- **GIVEN PROBLEM**
Set down each entry exactly as given; pictures should not appear in the copy.

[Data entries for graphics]
------------------------------------------------
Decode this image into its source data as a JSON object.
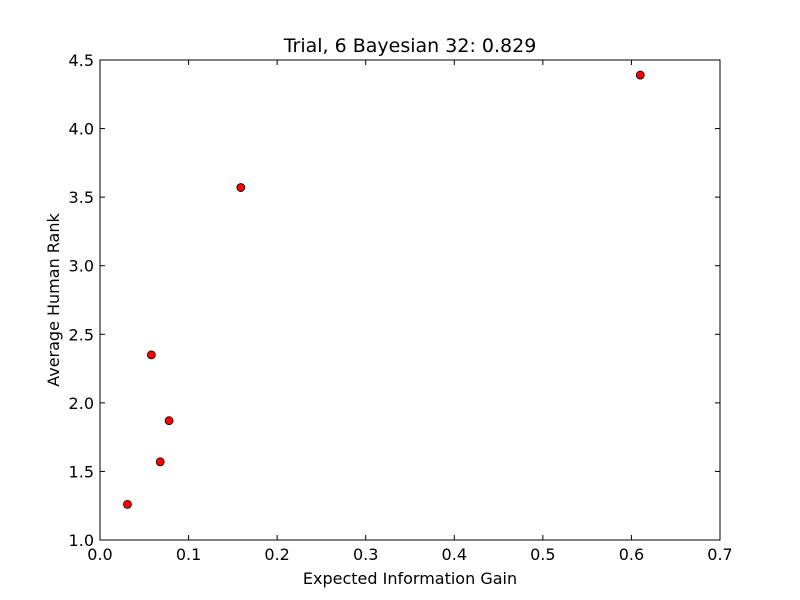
{
  "chart_data": {
    "type": "scatter",
    "title": "Trial, 6 Bayesian 32: 0.829",
    "xlabel": "Expected Information Gain",
    "ylabel": "Average Human Rank",
    "xlim": [
      0.0,
      0.7
    ],
    "ylim": [
      1.0,
      4.5
    ],
    "x_ticks": [
      "0.0",
      "0.1",
      "0.2",
      "0.3",
      "0.4",
      "0.5",
      "0.6",
      "0.7"
    ],
    "y_ticks": [
      "1.0",
      "1.5",
      "2.0",
      "2.5",
      "3.0",
      "3.5",
      "4.0",
      "4.5"
    ],
    "grid": false,
    "legend": "none",
    "marker_color": "#ff0000",
    "marker_edge_color": "#000000",
    "points": [
      {
        "x": 0.031,
        "y": 1.26
      },
      {
        "x": 0.058,
        "y": 2.35
      },
      {
        "x": 0.068,
        "y": 1.57
      },
      {
        "x": 0.078,
        "y": 1.87
      },
      {
        "x": 0.159,
        "y": 3.57
      },
      {
        "x": 0.61,
        "y": 4.39
      }
    ]
  }
}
------------------------------------------------
- **ANSWER IN FULL**
Decode this image into its source data as a JSON object.
{
  "chart_data": {
    "type": "scatter",
    "title": "Trial, 6 Bayesian 32: 0.829",
    "xlabel": "Expected Information Gain",
    "ylabel": "Average Human Rank",
    "xlim": [
      0.0,
      0.7
    ],
    "ylim": [
      1.0,
      4.5
    ],
    "x_ticks": [
      "0.0",
      "0.1",
      "0.2",
      "0.3",
      "0.4",
      "0.5",
      "0.6",
      "0.7"
    ],
    "y_ticks": [
      "1.0",
      "1.5",
      "2.0",
      "2.5",
      "3.0",
      "3.5",
      "4.0",
      "4.5"
    ],
    "grid": false,
    "legend": "none",
    "marker_color": "#ff0000",
    "marker_edge_color": "#000000",
    "points": [
      {
        "x": 0.031,
        "y": 1.26
      },
      {
        "x": 0.058,
        "y": 2.35
      },
      {
        "x": 0.068,
        "y": 1.57
      },
      {
        "x": 0.078,
        "y": 1.87
      },
      {
        "x": 0.159,
        "y": 3.57
      },
      {
        "x": 0.61,
        "y": 4.39
      }
    ]
  }
}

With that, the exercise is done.